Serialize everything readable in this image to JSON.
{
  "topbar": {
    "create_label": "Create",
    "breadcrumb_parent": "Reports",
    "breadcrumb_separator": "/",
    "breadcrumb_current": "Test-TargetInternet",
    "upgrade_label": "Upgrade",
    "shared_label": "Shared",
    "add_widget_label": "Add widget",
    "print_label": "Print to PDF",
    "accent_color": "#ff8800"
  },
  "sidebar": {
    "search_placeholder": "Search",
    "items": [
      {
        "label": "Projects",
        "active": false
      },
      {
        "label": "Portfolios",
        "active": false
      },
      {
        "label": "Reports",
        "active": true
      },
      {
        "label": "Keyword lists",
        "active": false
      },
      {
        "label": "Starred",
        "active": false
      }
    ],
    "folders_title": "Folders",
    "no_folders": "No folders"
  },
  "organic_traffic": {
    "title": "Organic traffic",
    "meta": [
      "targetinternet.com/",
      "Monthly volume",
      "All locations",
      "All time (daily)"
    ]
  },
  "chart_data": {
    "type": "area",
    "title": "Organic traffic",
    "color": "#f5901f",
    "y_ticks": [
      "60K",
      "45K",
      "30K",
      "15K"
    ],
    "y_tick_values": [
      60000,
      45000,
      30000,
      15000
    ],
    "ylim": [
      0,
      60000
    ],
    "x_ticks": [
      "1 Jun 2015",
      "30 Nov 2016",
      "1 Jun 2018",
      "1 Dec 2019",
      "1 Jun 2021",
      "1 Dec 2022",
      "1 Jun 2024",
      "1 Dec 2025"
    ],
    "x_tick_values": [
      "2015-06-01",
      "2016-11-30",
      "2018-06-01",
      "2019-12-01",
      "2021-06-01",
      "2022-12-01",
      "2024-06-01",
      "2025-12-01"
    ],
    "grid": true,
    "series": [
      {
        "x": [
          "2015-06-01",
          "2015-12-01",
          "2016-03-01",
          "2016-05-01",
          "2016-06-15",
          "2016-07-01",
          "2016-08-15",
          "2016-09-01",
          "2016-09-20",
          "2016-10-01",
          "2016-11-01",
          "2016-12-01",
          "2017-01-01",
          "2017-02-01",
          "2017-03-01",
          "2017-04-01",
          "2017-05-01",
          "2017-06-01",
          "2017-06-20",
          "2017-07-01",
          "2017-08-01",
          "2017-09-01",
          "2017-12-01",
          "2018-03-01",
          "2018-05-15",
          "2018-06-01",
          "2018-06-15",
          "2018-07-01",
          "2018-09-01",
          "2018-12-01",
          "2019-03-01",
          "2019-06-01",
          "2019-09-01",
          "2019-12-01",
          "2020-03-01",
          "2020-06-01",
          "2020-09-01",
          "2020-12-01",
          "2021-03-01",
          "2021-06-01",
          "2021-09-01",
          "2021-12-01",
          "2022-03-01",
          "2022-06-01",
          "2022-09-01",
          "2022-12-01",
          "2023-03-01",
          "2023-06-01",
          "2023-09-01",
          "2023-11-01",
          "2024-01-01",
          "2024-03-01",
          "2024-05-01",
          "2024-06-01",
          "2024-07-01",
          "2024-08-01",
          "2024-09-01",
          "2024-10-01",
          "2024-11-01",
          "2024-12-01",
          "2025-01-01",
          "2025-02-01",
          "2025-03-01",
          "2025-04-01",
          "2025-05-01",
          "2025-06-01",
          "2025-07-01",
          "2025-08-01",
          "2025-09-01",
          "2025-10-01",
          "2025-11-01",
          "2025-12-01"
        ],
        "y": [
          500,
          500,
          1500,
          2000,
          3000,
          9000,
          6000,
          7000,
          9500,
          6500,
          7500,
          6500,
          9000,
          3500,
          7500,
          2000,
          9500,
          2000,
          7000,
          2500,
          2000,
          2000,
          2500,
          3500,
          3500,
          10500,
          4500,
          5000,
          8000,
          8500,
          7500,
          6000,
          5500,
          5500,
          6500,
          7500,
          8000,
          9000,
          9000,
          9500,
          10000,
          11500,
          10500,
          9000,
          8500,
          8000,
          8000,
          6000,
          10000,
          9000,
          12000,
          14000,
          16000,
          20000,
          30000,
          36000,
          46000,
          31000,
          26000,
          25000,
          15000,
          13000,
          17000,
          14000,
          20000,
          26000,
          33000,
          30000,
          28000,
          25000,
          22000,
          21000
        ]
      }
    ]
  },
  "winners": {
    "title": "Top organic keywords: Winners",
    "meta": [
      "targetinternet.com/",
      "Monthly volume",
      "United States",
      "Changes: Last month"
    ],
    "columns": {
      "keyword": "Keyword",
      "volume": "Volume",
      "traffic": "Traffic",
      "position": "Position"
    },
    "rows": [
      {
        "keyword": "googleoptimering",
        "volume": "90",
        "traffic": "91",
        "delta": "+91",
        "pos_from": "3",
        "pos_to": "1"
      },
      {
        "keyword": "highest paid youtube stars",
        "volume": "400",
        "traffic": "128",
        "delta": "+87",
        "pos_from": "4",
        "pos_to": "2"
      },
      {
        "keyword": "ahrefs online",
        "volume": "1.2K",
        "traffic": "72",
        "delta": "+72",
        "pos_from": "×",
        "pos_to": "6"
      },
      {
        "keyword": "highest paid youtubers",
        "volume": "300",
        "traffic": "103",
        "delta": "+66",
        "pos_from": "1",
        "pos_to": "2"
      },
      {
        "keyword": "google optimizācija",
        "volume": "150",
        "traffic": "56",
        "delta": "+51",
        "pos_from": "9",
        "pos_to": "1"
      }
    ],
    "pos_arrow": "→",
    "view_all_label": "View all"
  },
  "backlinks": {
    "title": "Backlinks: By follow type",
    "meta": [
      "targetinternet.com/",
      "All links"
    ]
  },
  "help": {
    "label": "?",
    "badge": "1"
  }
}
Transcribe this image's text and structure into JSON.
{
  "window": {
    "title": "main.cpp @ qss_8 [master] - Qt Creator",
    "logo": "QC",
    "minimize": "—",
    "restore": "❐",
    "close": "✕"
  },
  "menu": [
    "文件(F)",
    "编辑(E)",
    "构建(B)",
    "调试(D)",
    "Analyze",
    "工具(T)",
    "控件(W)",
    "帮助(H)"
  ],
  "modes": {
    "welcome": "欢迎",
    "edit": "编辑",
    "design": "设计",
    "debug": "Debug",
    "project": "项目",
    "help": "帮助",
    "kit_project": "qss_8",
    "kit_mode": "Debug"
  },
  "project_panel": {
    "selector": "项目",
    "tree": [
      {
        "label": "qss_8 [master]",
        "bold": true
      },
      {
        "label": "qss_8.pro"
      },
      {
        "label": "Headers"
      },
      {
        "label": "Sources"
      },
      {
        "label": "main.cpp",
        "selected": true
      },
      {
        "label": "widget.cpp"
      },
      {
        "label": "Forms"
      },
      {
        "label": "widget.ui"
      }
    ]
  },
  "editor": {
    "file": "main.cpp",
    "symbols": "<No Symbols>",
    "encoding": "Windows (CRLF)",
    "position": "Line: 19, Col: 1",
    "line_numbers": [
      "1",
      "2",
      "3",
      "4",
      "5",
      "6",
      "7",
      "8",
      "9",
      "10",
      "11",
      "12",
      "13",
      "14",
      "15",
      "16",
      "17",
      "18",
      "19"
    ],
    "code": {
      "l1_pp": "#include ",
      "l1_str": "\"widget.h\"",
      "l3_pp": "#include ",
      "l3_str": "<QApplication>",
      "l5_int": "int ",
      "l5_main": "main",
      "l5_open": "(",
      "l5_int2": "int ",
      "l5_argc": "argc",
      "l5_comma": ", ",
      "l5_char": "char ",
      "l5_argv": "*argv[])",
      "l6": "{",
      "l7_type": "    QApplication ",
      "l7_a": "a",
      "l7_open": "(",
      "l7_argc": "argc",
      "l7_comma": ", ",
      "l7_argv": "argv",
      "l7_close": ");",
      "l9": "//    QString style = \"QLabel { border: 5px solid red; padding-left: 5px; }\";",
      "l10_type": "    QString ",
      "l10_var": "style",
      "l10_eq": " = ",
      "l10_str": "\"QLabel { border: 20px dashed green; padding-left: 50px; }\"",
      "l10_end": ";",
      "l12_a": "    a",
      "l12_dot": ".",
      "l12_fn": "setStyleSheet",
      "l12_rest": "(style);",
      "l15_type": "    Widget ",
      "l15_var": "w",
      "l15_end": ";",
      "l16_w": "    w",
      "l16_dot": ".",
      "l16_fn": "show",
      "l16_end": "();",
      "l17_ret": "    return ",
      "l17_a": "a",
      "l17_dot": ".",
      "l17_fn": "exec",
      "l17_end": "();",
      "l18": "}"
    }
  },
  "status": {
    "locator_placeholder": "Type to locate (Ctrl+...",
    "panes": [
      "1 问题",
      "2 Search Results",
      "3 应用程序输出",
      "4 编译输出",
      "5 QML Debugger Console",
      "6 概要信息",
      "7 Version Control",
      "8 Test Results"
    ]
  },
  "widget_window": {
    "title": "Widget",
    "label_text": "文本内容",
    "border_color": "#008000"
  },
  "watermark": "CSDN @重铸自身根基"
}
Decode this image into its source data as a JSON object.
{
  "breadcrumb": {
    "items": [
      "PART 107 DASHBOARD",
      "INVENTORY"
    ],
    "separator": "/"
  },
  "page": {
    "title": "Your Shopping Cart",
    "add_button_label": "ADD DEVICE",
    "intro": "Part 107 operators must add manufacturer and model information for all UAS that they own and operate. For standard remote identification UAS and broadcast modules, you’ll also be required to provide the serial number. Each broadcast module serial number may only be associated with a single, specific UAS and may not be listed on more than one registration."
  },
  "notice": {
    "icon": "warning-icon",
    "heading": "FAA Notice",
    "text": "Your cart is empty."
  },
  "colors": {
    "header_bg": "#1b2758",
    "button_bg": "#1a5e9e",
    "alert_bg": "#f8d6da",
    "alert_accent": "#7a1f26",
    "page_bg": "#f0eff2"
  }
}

::::::

Identify which lines contain the word "QLabel" and copy each one.

TASK ANSWER
      "l9": "//    QString style = \"QLabel { border: 5px solid red; padding-left: 5px; }\";",
      "l10_str": "\"QLabel { border: 20px dashed green; padding-left: 50px; }\"",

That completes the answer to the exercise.